(Dataset items)
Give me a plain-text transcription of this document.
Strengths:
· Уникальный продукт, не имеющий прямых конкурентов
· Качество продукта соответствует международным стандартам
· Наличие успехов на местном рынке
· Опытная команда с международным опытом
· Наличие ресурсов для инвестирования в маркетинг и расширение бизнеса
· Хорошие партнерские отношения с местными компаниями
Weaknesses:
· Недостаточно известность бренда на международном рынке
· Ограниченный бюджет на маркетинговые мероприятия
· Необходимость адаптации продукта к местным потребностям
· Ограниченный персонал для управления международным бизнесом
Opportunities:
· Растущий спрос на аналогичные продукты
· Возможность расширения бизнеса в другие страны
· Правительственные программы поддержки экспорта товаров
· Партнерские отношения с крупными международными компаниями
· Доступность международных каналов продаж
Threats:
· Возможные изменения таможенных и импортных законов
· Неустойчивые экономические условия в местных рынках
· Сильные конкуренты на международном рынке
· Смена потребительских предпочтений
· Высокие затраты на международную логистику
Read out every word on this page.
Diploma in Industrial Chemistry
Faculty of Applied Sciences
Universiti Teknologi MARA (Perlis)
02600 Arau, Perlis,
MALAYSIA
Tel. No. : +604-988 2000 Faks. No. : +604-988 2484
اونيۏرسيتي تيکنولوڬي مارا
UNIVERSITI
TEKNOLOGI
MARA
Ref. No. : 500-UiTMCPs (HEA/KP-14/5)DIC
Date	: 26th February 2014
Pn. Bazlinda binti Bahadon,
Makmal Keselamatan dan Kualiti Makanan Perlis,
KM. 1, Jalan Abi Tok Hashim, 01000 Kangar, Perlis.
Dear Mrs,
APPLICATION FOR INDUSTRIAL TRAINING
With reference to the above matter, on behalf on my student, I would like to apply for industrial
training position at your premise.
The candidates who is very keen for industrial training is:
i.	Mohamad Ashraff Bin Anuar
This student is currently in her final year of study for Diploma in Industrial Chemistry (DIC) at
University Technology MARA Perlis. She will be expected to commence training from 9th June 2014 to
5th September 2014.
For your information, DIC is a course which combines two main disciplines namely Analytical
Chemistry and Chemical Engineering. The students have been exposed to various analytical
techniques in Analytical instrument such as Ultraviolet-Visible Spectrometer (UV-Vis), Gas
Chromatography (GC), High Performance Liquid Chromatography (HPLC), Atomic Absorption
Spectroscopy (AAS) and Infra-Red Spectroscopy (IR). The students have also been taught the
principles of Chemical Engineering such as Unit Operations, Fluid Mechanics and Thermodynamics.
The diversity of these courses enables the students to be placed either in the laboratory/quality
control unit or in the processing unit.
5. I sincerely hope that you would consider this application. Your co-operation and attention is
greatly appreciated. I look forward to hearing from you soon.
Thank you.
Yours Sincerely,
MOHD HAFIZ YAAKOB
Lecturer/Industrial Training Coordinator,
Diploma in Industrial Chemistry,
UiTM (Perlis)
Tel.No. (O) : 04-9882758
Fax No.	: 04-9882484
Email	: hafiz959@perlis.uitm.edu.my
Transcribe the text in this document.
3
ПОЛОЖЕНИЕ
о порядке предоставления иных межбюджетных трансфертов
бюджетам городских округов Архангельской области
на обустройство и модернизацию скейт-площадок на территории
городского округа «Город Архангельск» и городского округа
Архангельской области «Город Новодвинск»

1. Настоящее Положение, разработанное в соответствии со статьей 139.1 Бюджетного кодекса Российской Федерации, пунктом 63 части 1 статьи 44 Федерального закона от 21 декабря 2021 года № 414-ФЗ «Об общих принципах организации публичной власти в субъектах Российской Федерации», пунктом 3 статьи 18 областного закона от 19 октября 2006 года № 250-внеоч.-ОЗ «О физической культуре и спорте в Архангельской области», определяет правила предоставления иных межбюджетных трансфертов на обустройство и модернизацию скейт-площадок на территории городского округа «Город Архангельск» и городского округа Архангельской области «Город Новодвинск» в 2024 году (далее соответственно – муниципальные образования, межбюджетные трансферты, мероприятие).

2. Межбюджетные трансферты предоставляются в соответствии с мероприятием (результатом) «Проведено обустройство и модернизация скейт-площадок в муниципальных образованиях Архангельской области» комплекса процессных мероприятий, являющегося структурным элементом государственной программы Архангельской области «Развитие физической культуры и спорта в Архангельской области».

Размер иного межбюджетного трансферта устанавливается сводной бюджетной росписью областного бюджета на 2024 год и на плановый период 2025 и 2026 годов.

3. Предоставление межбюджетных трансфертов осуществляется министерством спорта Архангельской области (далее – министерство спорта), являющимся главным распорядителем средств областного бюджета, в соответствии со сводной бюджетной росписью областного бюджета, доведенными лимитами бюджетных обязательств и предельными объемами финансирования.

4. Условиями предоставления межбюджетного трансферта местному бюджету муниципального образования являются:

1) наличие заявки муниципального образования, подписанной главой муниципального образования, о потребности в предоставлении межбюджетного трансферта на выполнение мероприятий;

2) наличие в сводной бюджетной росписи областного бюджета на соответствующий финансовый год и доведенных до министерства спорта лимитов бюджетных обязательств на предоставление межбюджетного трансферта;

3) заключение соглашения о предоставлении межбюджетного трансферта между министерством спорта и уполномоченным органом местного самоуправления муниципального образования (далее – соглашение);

▶ What is being asked
Retype the whole listing, matching it exactly.

▶ Complete response
Give me a plain-text transcription of this document.
Strengths:
· Уникальный продукт, не имеющий прямых конкурентов
· Качество продукта соответствует международным стандартам
· Наличие успехов на местном рынке
· Опытная команда с международным опытом
· Наличие ресурсов для инвестирования в маркетинг и расширение бизнеса
· Хорошие партнерские отношения с местными компаниями
Weaknesses:
· Недостаточно известность бренда на международном рынке
· Ограниченный бюджет на маркетинговые мероприятия
· Необходимость адаптации продукта к местным потребностям
· Ограниченный персонал для управления международным бизнесом
Opportunities:
· Растущий спрос на аналогичные продукты
· Возможность расширения бизнеса в другие страны
· Правительственные программы поддержки экспорта товаров
· Партнерские отношения с крупными международными компаниями
· Доступность международных каналов продаж
Threats:
· Возможные изменения таможенных и импортных законов
· Неустойчивые экономические условия в местных рынках
· Сильные конкуренты на международном рынке
· Смена потребительских предпочтений
· Высокие затраты на международную логистику
Read out every word on this page.
Diploma in Industrial Chemistry
Faculty of Applied Sciences
Universiti Teknologi MARA (Perlis)
02600 Arau, Perlis,
MALAYSIA
Tel. No. : +604-988 2000 Faks. No. : +604-988 2484
اونيۏرسيتي تيکنولوڬي مارا
UNIVERSITI
TEKNOLOGI
MARA
Ref. No. : 500-UiTMCPs (HEA/KP-14/5)DIC
Date	: 26th February 2014
Pn. Bazlinda binti Bahadon,
Makmal Keselamatan dan Kualiti Makanan Perlis,
KM. 1, Jalan Abi Tok Hashim, 01000 Kangar, Perlis.
Dear Mrs,
APPLICATION FOR INDUSTRIAL TRAINING
With reference to the above matter, on behalf on my student, I would like to apply for industrial
training position at your premise.
The candidates who is very keen for industrial training is:
i.	Mohamad Ashraff Bin Anuar
This student is currently in her final year of study for Diploma in Industrial Chemistry (DIC) at
University Technology MARA Perlis. She will be expected to commence training from 9th June 2014 to
5th September 2014.
For your information, DIC is a course which combines two main disciplines namely Analytical
Chemistry and Chemical Engineering. The students have been exposed to various analytical
techniques in Analytical instrument such as Ultraviolet-Visible Spectrometer (UV-Vis), Gas
Chromatography (GC), High Performance Liquid Chromatography (HPLC), Atomic Absorption
Spectroscopy (AAS) and Infra-Red Spectroscopy (IR). The students have also been taught the
principles of Chemical Engineering such as Unit Operations, Fluid Mechanics and Thermodynamics.
The diversity of these courses enables the students to be placed either in the laboratory/quality
control unit or in the processing unit.
5. I sincerely hope that you would consider this application. Your co-operation and attention is
greatly appreciated. I look forward to hearing from you soon.
Thank you.
Yours Sincerely,
MOHD HAFIZ YAAKOB
Lecturer/Industrial Training Coordinator,
Diploma in Industrial Chemistry,
UiTM (Perlis)
Tel.No. (O) : 04-9882758
Fax No.	: 04-9882484
Email	: hafiz959@perlis.uitm.edu.my
Transcribe the text in this document.
3
ПОЛОЖЕНИЕ
о порядке предоставления иных межбюджетных трансфертов
бюджетам городских округов Архангельской области
на обустройство и модернизацию скейт-площадок на территории
городского округа «Город Архангельск» и городского округа
Архангельской области «Город Новодвинск»

1. Настоящее Положение, разработанное в соответствии со статьей 139.1 Бюджетного кодекса Российской Федерации, пунктом 63 части 1 статьи 44 Федерального закона от 21 декабря 2021 года № 414-ФЗ «Об общих принципах организации публичной власти в субъектах Российской Федерации», пунктом 3 статьи 18 областного закона от 19 октября 2006 года № 250-внеоч.-ОЗ «О физической культуре и спорте в Архангельской области», определяет правила предоставления иных межбюджетных трансфертов на обустройство и модернизацию скейт-площадок на территории городского округа «Город Архангельск» и городского округа Архангельской области «Город Новодвинск» в 2024 году (далее соответственно – муниципальные образования, межбюджетные трансферты, мероприятие).

2. Межбюджетные трансферты предоставляются в соответствии с мероприятием (результатом) «Проведено обустройство и модернизация скейт-площадок в муниципальных образованиях Архангельской области» комплекса процессных мероприятий, являющегося структурным элементом государственной программы Архангельской области «Развитие физической культуры и спорта в Архангельской области».

Размер иного межбюджетного трансферта устанавливается сводной бюджетной росписью областного бюджета на 2024 год и на плановый период 2025 и 2026 годов.

3. Предоставление межбюджетных трансфертов осуществляется министерством спорта Архангельской области (далее – министерство спорта), являющимся главным распорядителем средств областного бюджета, в соответствии со сводной бюджетной росписью областного бюджета, доведенными лимитами бюджетных обязательств и предельными объемами финансирования.

4. Условиями предоставления межбюджетного трансферта местному бюджету муниципального образования являются:

1) наличие заявки муниципального образования, подписанной главой муниципального образования, о потребности в предоставлении межбюджетного трансферта на выполнение мероприятий;

2) наличие в сводной бюджетной росписи областного бюджета на соответствующий финансовый год и доведенных до министерства спорта лимитов бюджетных обязательств на предоставление межбюджетного трансферта;

3) заключение соглашения о предоставлении межбюджетного трансферта между министерством спорта и уполномоченным органом местного самоуправления муниципального образования (далее – соглашение);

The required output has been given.